> _WORK TO COMPLETE_: Pull each line containing "this" out of the data and copy it.

(Stored data)
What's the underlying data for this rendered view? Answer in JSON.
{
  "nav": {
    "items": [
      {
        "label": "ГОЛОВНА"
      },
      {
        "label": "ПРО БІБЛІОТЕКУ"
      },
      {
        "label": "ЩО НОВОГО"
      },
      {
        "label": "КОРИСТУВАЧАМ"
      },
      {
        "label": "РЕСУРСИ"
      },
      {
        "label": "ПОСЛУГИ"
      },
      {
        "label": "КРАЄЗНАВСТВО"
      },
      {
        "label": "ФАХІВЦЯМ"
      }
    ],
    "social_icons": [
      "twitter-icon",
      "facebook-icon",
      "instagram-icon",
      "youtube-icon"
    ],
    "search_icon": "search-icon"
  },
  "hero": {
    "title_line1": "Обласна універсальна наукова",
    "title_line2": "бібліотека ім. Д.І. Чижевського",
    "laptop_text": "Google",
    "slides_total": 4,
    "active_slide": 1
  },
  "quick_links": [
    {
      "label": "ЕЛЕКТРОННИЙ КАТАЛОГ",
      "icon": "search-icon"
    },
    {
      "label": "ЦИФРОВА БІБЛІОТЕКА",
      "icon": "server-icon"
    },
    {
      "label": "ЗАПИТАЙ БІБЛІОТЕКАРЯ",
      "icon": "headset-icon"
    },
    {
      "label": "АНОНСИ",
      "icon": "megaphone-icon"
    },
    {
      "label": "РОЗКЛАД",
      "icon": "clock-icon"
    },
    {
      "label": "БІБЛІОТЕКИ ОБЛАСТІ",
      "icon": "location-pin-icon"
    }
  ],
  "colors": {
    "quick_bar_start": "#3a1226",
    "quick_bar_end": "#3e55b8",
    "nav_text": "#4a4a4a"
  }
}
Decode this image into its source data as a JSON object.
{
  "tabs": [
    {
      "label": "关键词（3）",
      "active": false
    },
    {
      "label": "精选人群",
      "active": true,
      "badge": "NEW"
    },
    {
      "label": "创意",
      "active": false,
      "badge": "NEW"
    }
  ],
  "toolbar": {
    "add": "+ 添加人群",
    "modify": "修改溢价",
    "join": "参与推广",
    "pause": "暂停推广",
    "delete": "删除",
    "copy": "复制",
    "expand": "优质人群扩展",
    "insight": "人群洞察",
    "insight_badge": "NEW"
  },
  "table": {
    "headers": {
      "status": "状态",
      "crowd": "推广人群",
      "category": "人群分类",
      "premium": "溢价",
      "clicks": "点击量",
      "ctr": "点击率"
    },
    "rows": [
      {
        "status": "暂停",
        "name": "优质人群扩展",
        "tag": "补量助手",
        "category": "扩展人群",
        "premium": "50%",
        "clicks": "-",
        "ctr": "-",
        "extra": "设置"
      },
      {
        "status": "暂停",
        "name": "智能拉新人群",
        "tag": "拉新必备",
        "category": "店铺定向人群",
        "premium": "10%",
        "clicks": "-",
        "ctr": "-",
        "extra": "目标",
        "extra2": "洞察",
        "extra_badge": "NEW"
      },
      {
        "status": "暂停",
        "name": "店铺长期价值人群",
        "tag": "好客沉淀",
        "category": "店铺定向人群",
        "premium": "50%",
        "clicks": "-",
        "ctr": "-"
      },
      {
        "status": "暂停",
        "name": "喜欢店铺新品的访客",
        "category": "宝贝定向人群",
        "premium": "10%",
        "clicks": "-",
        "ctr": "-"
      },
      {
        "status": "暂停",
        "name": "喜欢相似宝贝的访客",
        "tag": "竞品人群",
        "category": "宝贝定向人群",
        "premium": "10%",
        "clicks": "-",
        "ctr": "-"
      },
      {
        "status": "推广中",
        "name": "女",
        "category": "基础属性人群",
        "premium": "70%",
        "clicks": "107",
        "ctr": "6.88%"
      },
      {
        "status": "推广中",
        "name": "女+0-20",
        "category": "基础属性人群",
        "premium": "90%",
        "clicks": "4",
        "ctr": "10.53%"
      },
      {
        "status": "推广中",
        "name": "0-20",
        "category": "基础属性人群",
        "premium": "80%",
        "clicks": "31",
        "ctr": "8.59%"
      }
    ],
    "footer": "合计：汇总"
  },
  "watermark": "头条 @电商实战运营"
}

> _TASK RESPONSE_:
What's the underlying data for this rendered view? Answer in JSON.
Decode this image into its source data as a JSON object.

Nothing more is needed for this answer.